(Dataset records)
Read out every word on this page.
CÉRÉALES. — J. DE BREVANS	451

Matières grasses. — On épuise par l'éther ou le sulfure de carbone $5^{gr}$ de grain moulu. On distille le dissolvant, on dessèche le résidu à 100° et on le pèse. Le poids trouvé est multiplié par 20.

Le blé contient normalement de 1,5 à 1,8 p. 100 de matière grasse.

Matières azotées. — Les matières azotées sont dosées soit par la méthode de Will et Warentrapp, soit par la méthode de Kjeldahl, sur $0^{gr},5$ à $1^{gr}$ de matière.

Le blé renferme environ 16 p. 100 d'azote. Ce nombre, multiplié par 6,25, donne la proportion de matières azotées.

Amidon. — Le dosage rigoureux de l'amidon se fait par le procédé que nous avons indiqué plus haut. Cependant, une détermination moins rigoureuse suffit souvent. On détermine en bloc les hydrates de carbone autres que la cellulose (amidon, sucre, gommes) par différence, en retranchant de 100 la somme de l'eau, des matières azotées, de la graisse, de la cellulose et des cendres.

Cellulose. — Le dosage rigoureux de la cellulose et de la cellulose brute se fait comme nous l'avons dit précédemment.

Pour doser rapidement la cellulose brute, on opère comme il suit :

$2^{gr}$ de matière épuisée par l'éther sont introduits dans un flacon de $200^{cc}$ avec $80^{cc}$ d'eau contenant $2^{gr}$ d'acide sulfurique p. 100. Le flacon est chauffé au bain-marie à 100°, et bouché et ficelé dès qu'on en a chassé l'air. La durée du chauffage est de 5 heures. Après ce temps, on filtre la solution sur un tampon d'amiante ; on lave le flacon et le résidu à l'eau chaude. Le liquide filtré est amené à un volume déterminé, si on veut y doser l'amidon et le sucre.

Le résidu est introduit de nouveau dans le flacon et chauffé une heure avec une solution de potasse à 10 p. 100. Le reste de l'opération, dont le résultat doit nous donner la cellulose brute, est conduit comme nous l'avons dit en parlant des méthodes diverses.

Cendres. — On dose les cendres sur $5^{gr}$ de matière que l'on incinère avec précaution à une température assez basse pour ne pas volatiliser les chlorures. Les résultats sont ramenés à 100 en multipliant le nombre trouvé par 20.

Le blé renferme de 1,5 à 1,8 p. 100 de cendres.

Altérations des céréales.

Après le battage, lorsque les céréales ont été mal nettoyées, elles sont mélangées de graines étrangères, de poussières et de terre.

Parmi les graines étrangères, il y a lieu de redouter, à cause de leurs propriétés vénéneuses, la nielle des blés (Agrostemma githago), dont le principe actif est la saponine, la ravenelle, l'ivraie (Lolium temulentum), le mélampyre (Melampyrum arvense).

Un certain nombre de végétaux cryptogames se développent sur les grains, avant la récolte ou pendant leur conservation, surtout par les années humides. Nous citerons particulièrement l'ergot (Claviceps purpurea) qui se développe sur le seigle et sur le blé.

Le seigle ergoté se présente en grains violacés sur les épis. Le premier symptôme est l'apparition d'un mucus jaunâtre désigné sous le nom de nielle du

Given exercise:
All the entries above need to be reproduced exactly.

Answer in full:
Read out every word on this page.
CÉRÉALES. — J. DE BREVANS	451

Matières grasses. — On épuise par l'éther ou le sulfure de carbone $5^{gr}$ de grain moulu. On distille le dissolvant, on dessèche le résidu à 100° et on le pèse. Le poids trouvé est multiplié par 20.

Le blé contient normalement de 1,5 à 1,8 p. 100 de matière grasse.

Matières azotées. — Les matières azotées sont dosées soit par la méthode de Will et Warentrapp, soit par la méthode de Kjeldahl, sur $0^{gr},5$ à $1^{gr}$ de matière.

Le blé renferme environ 16 p. 100 d'azote. Ce nombre, multiplié par 6,25, donne la proportion de matières azotées.

Amidon. — Le dosage rigoureux de l'amidon se fait par le procédé que nous avons indiqué plus haut. Cependant, une détermination moins rigoureuse suffit souvent. On détermine en bloc les hydrates de carbone autres que la cellulose (amidon, sucre, gommes) par différence, en retranchant de 100 la somme de l'eau, des matières azotées, de la graisse, de la cellulose et des cendres.

Cellulose. — Le dosage rigoureux de la cellulose et de la cellulose brute se fait comme nous l'avons dit précédemment.

Pour doser rapidement la cellulose brute, on opère comme il suit :

$2^{gr}$ de matière épuisée par l'éther sont introduits dans un flacon de $200^{cc}$ avec $80^{cc}$ d'eau contenant $2^{gr}$ d'acide sulfurique p. 100. Le flacon est chauffé au bain-marie à 100°, et bouché et ficelé dès qu'on en a chassé l'air. La durée du chauffage est de 5 heures. Après ce temps, on filtre la solution sur un tampon d'amiante ; on lave le flacon et le résidu à l'eau chaude. Le liquide filtré est amené à un volume déterminé, si on veut y doser l'amidon et le sucre.

Le résidu est introduit de nouveau dans le flacon et chauffé une heure avec une solution de potasse à 10 p. 100. Le reste de l'opération, dont le résultat doit nous donner la cellulose brute, est conduit comme nous l'avons dit en parlant des méthodes diverses.

Cendres. — On dose les cendres sur $5^{gr}$ de matière que l'on incinère avec précaution à une température assez basse pour ne pas volatiliser les chlorures. Les résultats sont ramenés à 100 en multipliant le nombre trouvé par 20.

Le blé renferme de 1,5 à 1,8 p. 100 de cendres.

Altérations des céréales.

Après le battage, lorsque les céréales ont été mal nettoyées, elles sont mélangées de graines étrangères, de poussières et de terre.

Parmi les graines étrangères, il y a lieu de redouter, à cause de leurs propriétés vénéneuses, la nielle des blés (Agrostemma githago), dont le principe actif est la saponine, la ravenelle, l'ivraie (Lolium temulentum), le mélampyre (Melampyrum arvense).

Un certain nombre de végétaux cryptogames se développent sur les grains, avant la récolte ou pendant leur conservation, surtout par les années humides. Nous citerons particulièrement l'ergot (Claviceps purpurea) qui se développe sur le seigle et sur le blé.

Le seigle ergoté se présente en grains violacés sur les épis. Le premier symptôme est l'apparition d'un mucus jaunâtre désigné sous le nom de nielle du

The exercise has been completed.